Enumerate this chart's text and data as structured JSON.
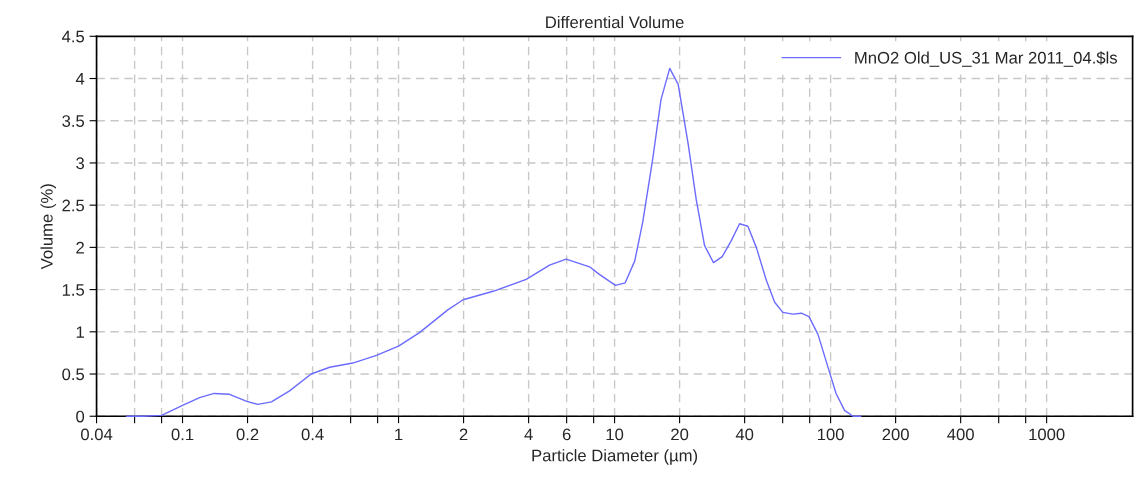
{
  "chart_data": {
    "type": "line",
    "title": "Differential Volume",
    "xlabel": "Particle Diameter (µm)",
    "ylabel": "Volume (%)",
    "log": "x",
    "xlim": [
      0.04,
      2500
    ],
    "xticks": [
      0.04,
      {
        "value": 0.06,
        "label": null
      },
      {
        "value": 0.08,
        "label": null
      },
      0.1,
      0.2,
      0.4,
      {
        "value": 0.6,
        "label": null
      },
      {
        "value": 0.8,
        "label": null
      },
      1,
      2,
      4,
      6,
      {
        "value": 8,
        "label": null
      },
      10,
      20,
      40,
      {
        "value": 60,
        "label": null
      },
      {
        "value": 80,
        "label": null
      },
      100,
      200,
      400,
      {
        "value": 600,
        "label": null
      },
      {
        "value": 800,
        "label": null
      },
      1000
    ],
    "ylim": [
      0,
      4.5
    ],
    "yticks": [
      0,
      0.5,
      1,
      1.5,
      2,
      2.5,
      3,
      3.5,
      4,
      4.5
    ],
    "grid": true,
    "legend": "top right",
    "line_style": "solid",
    "marker": "none",
    "series": [
      {
        "name": "MnO2 Old_US_31 Mar 2011_04.$ls",
        "color": "#6b6bff",
        "x": [
          0.055,
          0.066,
          0.08,
          0.1,
          0.12,
          0.14,
          0.165,
          0.197,
          0.223,
          0.258,
          0.313,
          0.394,
          0.48,
          0.614,
          0.79,
          1.0,
          1.25,
          1.69,
          1.99,
          2.74,
          3.9,
          5.0,
          5.97,
          7.66,
          8.5,
          10.1,
          11.2,
          12.4,
          13.5,
          15.0,
          16.4,
          18.0,
          19.7,
          21.9,
          23.9,
          26.1,
          28.7,
          31.5,
          34.7,
          37.9,
          41.4,
          45.3,
          50.4,
          55.1,
          60.1,
          66.9,
          73.2,
          79.4,
          87.4,
          98.9,
          106,
          116,
          127,
          138
        ],
        "values": [
          0,
          0,
          0.01,
          0.13,
          0.22,
          0.27,
          0.26,
          0.18,
          0.14,
          0.17,
          0.3,
          0.5,
          0.58,
          0.63,
          0.72,
          0.83,
          0.99,
          1.26,
          1.38,
          1.48,
          1.62,
          1.79,
          1.86,
          1.77,
          1.68,
          1.55,
          1.58,
          1.84,
          2.3,
          3.04,
          3.75,
          4.12,
          3.93,
          3.23,
          2.56,
          2.02,
          1.82,
          1.89,
          2.08,
          2.28,
          2.25,
          2.0,
          1.61,
          1.35,
          1.23,
          1.21,
          1.22,
          1.18,
          0.97,
          0.52,
          0.27,
          0.07,
          0,
          0
        ]
      }
    ]
  }
}
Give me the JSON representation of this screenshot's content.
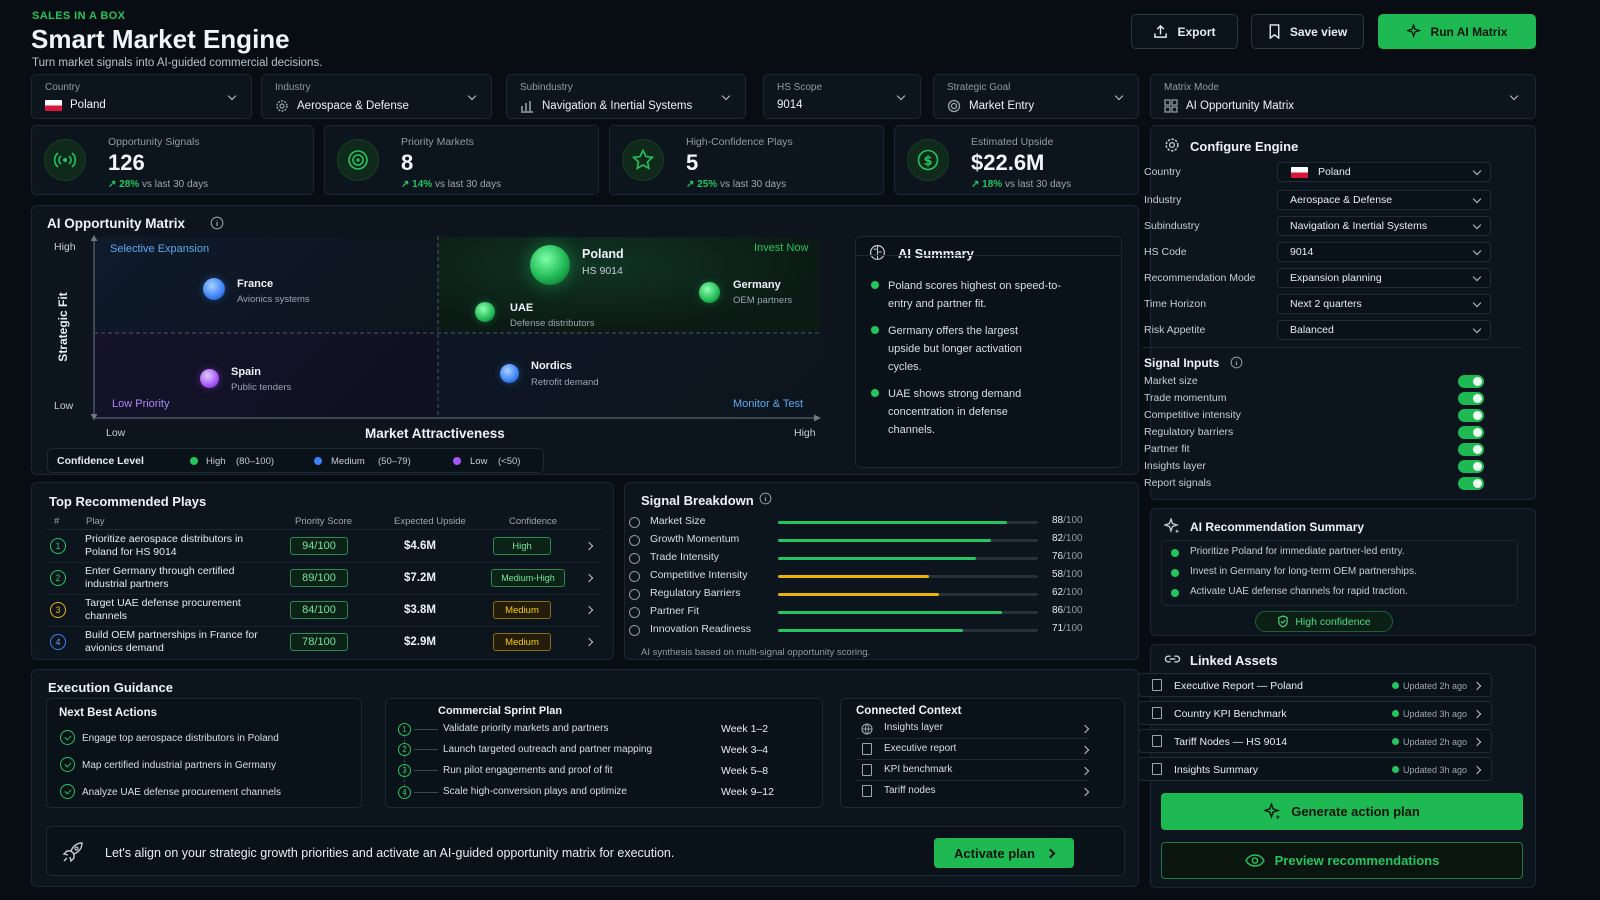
{
  "header": {
    "eyebrow": "SALES IN A BOX",
    "title": "Smart Market Engine",
    "subtitle": "Turn market signals into AI-guided commercial decisions.",
    "export_label": "Export",
    "save_view_label": "Save view",
    "run_label": "Run AI Matrix"
  },
  "filters": [
    {
      "label": "Country",
      "value": "Poland"
    },
    {
      "label": "Industry",
      "value": "Aerospace & Defense"
    },
    {
      "label": "Subindustry",
      "value": "Navigation & Inertial Systems"
    },
    {
      "label": "HS Scope",
      "value": "9014"
    },
    {
      "label": "Strategic Goal",
      "value": "Market Entry"
    },
    {
      "label": "Matrix Mode",
      "value": "AI Opportunity Matrix"
    }
  ],
  "kpis": [
    {
      "label": "Opportunity Signals",
      "value": "126",
      "delta": "28%",
      "note": "vs last 30 days"
    },
    {
      "label": "Priority Markets",
      "value": "8",
      "delta": "14%",
      "note": "vs last 30 days"
    },
    {
      "label": "High-Confidence Plays",
      "value": "5",
      "delta": "25%",
      "note": "vs last 30 days"
    },
    {
      "label": "Estimated Upside",
      "value": "$22.6M",
      "delta": "18%",
      "note": "vs last 30 days"
    }
  ],
  "matrix": {
    "title": "AI Opportunity Matrix",
    "y_axis": "Strategic Fit",
    "x_axis": "Market Attractiveness",
    "y_high": "High",
    "y_low": "Low",
    "x_low": "Low",
    "x_high": "High",
    "quadrants": {
      "top_left": "Selective Expansion",
      "top_right": "Invest Now",
      "bottom_left": "Low Priority",
      "bottom_right": "Monitor & Test"
    },
    "points": [
      {
        "name": "Poland",
        "desc": "HS 9014"
      },
      {
        "name": "France",
        "desc": "Avionics systems"
      },
      {
        "name": "Germany",
        "desc": "OEM partners"
      },
      {
        "name": "UAE",
        "desc": "Defense distributors"
      },
      {
        "name": "Spain",
        "desc": "Public tenders"
      },
      {
        "name": "Nordics",
        "desc": "Retrofit demand"
      }
    ],
    "confidence": {
      "label": "Confidence Level",
      "high": "High",
      "high_range": "(80–100)",
      "medium": "Medium",
      "medium_range": "(50–79)",
      "low": "Low",
      "low_range": "(<50)"
    }
  },
  "ai_summary": {
    "title": "AI Summary",
    "bullets": [
      "Poland scores highest on speed-to-entry and partner fit.",
      "Germany offers the largest upside but longer activation cycles.",
      "UAE shows strong demand concentration in defense channels."
    ]
  },
  "config": {
    "title": "Configure Engine",
    "rows": [
      {
        "label": "Country",
        "value": "Poland"
      },
      {
        "label": "Industry",
        "value": "Aerospace & Defense"
      },
      {
        "label": "Subindustry",
        "value": "Navigation & Inertial Systems"
      },
      {
        "label": "HS Code",
        "value": "9014"
      },
      {
        "label": "Recommendation Mode",
        "value": "Expansion planning"
      },
      {
        "label": "Time Horizon",
        "value": "Next 2 quarters"
      },
      {
        "label": "Risk Appetite",
        "value": "Balanced"
      }
    ],
    "signal_inputs_title": "Signal Inputs",
    "signal_inputs": [
      "Market size",
      "Trade momentum",
      "Competitive intensity",
      "Regulatory barriers",
      "Partner fit",
      "Insights layer",
      "Report signals"
    ]
  },
  "plays": {
    "title": "Top Recommended Plays",
    "headers": {
      "num": "#",
      "play": "Play",
      "score": "Priority Score",
      "upside": "Expected Upside",
      "confidence": "Confidence"
    },
    "rows": [
      {
        "num": "1",
        "play": "Prioritize aerospace distributors in Poland for HS 9014",
        "score": "94/100",
        "upside": "$4.6M",
        "confidence": "High"
      },
      {
        "num": "2",
        "play": "Enter Germany through certified industrial partners",
        "score": "89/100",
        "upside": "$7.2M",
        "confidence": "Medium-High"
      },
      {
        "num": "3",
        "play": "Target UAE defense procurement channels",
        "score": "84/100",
        "upside": "$3.8M",
        "confidence": "Medium"
      },
      {
        "num": "4",
        "play": "Build OEM partnerships in France for avionics demand",
        "score": "78/100",
        "upside": "$2.9M",
        "confidence": "Medium"
      }
    ]
  },
  "signals": {
    "title": "Signal Breakdown",
    "items": [
      {
        "label": "Market Size",
        "score": "88",
        "value": 88,
        "color": "#22c55e"
      },
      {
        "label": "Growth Momentum",
        "score": "82",
        "value": 82,
        "color": "#22c55e"
      },
      {
        "label": "Trade Intensity",
        "score": "76",
        "value": 76,
        "color": "#22c55e"
      },
      {
        "label": "Competitive Intensity",
        "score": "58",
        "value": 58,
        "color": "#eab308"
      },
      {
        "label": "Regulatory Barriers",
        "score": "62",
        "value": 62,
        "color": "#eab308"
      },
      {
        "label": "Partner Fit",
        "score": "86",
        "value": 86,
        "color": "#22c55e"
      },
      {
        "label": "Innovation Readiness",
        "score": "71",
        "value": 71,
        "color": "#22c55e"
      }
    ],
    "suffix": "/100",
    "footnote": "AI synthesis based on multi-signal opportunity scoring."
  },
  "rec_summary": {
    "title": "AI Recommendation Summary",
    "bullets": [
      "Prioritize Poland for immediate partner-led entry.",
      "Invest in Germany for long-term OEM partnerships.",
      "Activate UAE defense channels for rapid traction."
    ],
    "badge": "High confidence"
  },
  "execution": {
    "title": "Execution Guidance",
    "nba_title": "Next Best Actions",
    "nba": [
      "Engage top aerospace distributors in Poland",
      "Map certified industrial partners in Germany",
      "Analyze UAE defense procurement channels"
    ],
    "sprint_title": "Commercial Sprint Plan",
    "sprint": [
      {
        "num": "1",
        "text": "Validate priority markets and partners",
        "week": "Week 1–2"
      },
      {
        "num": "2",
        "text": "Launch targeted outreach and partner mapping",
        "week": "Week 3–4"
      },
      {
        "num": "3",
        "text": "Run pilot engagements and proof of fit",
        "week": "Week 5–8"
      },
      {
        "num": "4",
        "text": "Scale high-conversion plays and optimize",
        "week": "Week 9–12"
      }
    ],
    "context_title": "Connected Context",
    "context": [
      "Insights layer",
      "Executive report",
      "KPI benchmark",
      "Tariff nodes"
    ]
  },
  "banner": {
    "text": "Let's align on your strategic growth priorities and activate an AI-guided opportunity matrix for execution.",
    "button": "Activate plan"
  },
  "linked_assets": {
    "title": "Linked Assets",
    "items": [
      {
        "name": "Executive Report — Poland",
        "updated": "Updated 2h ago"
      },
      {
        "name": "Country KPI Benchmark",
        "updated": "Updated 3h ago"
      },
      {
        "name": "Tariff Nodes — HS 9014",
        "updated": "Updated 2h ago"
      },
      {
        "name": "Insights Summary",
        "updated": "Updated 3h ago"
      }
    ]
  },
  "actions": {
    "generate": "Generate action plan",
    "preview": "Preview recommendations"
  }
}
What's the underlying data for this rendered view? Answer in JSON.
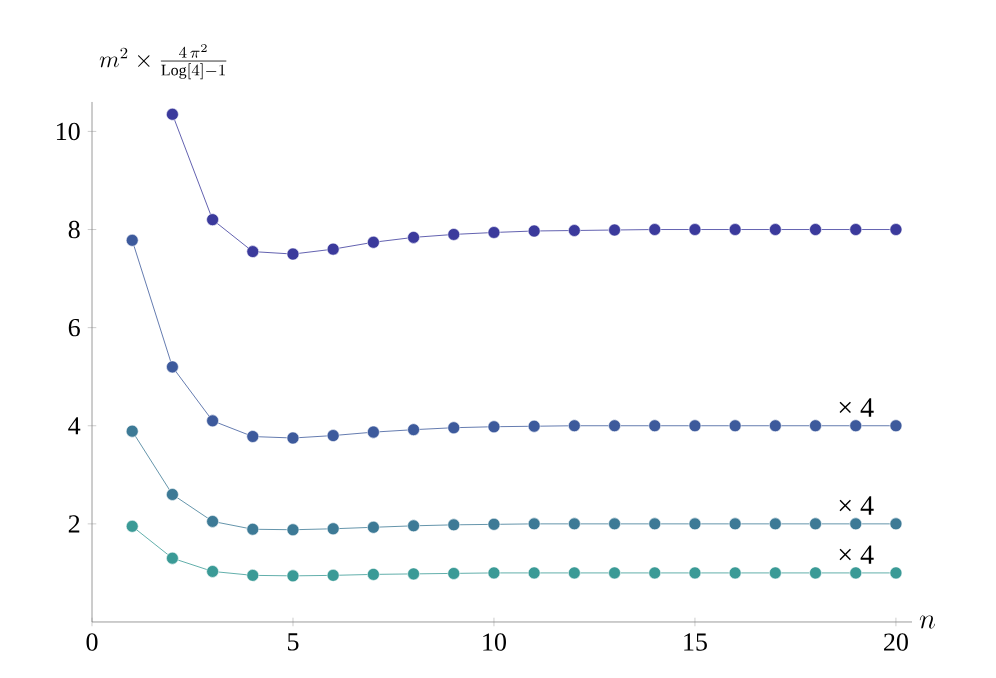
{
  "chart_data": {
    "type": "line",
    "ylabel": "m^{2}\\times\\frac{4\\,\\pi^{2}}{\\mathrm{Log}[4]-1}",
    "xlabel": "n",
    "x": [
      1,
      2,
      3,
      4,
      5,
      6,
      7,
      8,
      9,
      10,
      11,
      12,
      13,
      14,
      15,
      16,
      17,
      18,
      19,
      20
    ],
    "series": [
      {
        "color": "#3b3a9c",
        "values": [
          null,
          10.35,
          8.2,
          7.55,
          7.5,
          7.6,
          7.74,
          7.84,
          7.9,
          7.94,
          7.97,
          7.98,
          7.99,
          8,
          8,
          8,
          8,
          8,
          8,
          8
        ]
      },
      {
        "color": "#3d5a9c",
        "values": [
          7.78,
          5.2,
          4.1,
          3.78,
          3.75,
          3.8,
          3.87,
          3.92,
          3.96,
          3.98,
          3.99,
          4,
          4,
          4,
          4,
          4,
          4,
          4,
          4,
          4
        ]
      },
      {
        "color": "#3d7a96",
        "values": [
          3.89,
          2.6,
          2.05,
          1.89,
          1.88,
          1.9,
          1.93,
          1.96,
          1.98,
          1.99,
          2,
          2,
          2,
          2,
          2,
          2,
          2,
          2,
          2,
          2
        ]
      },
      {
        "color": "#3a9a96",
        "values": [
          1.95,
          1.3,
          1.03,
          0.95,
          0.94,
          0.95,
          0.97,
          0.98,
          0.99,
          1,
          1,
          1,
          1,
          1,
          1,
          1,
          1,
          1,
          1,
          1
        ]
      }
    ],
    "annotations": [
      "× 4",
      "× 4",
      "× 4"
    ],
    "xlim": [
      0,
      20.4
    ],
    "ylim": [
      0,
      10.6
    ],
    "xticks": [
      0,
      5,
      10,
      15,
      20
    ],
    "yticks": [
      2,
      4,
      6,
      8,
      10
    ],
    "marker": "circle",
    "line_style": "solid"
  }
}
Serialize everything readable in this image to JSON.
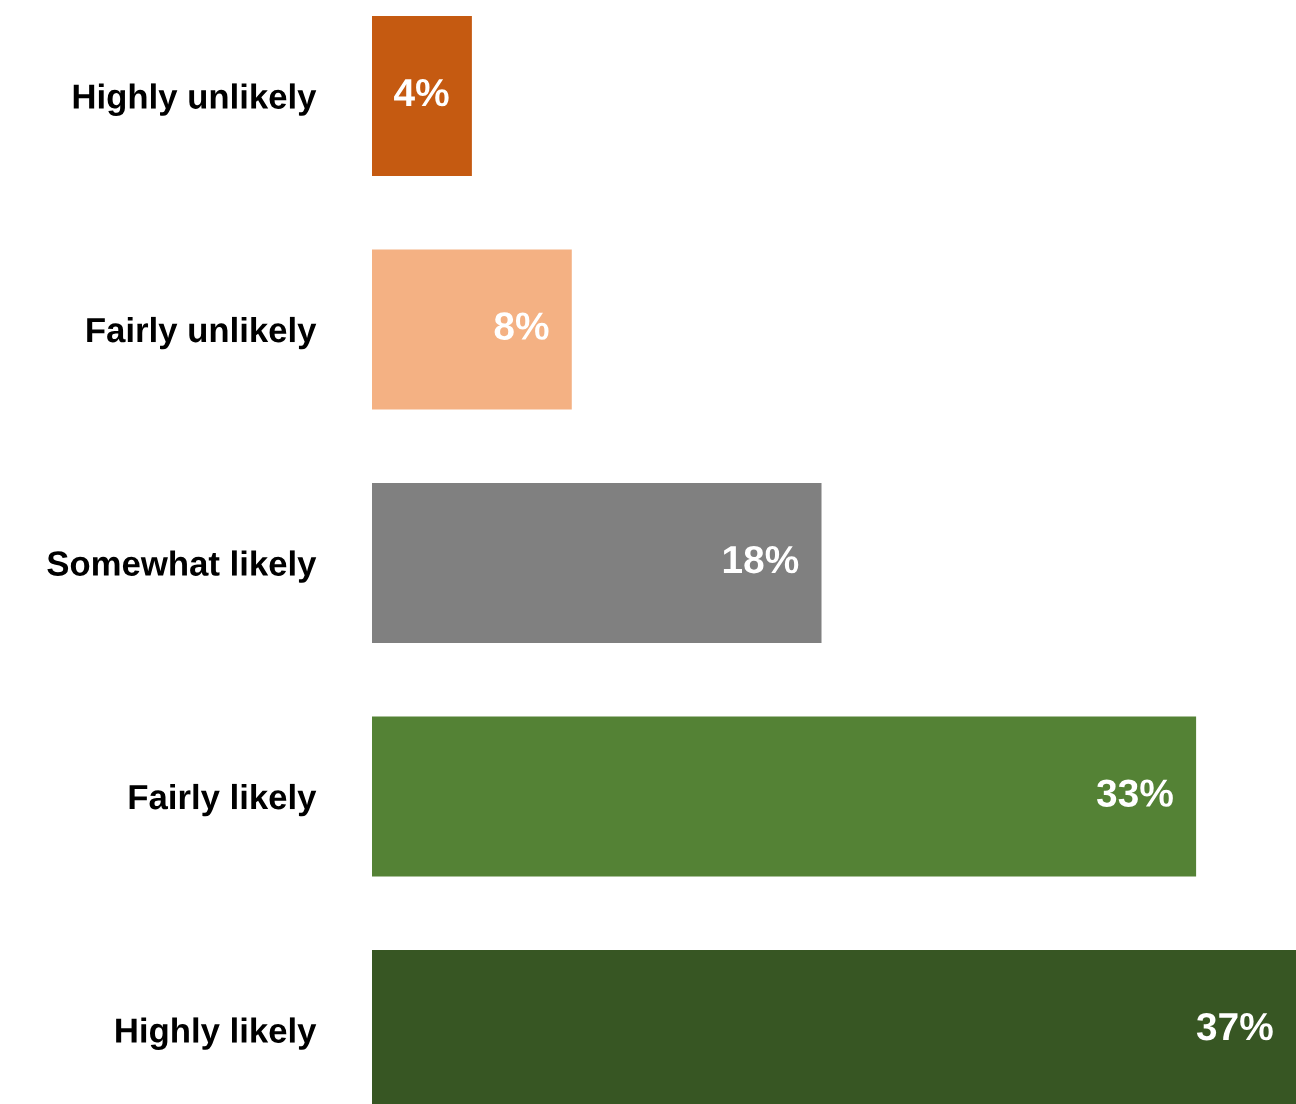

※

▶ [YOUR GOAL]: Show all lines from the data above in which the word "Expansion" appears.

▶ [THE COMPLETED TASK]:
      "top_left": "Selective Expansion",
        "value": "Expansion planning"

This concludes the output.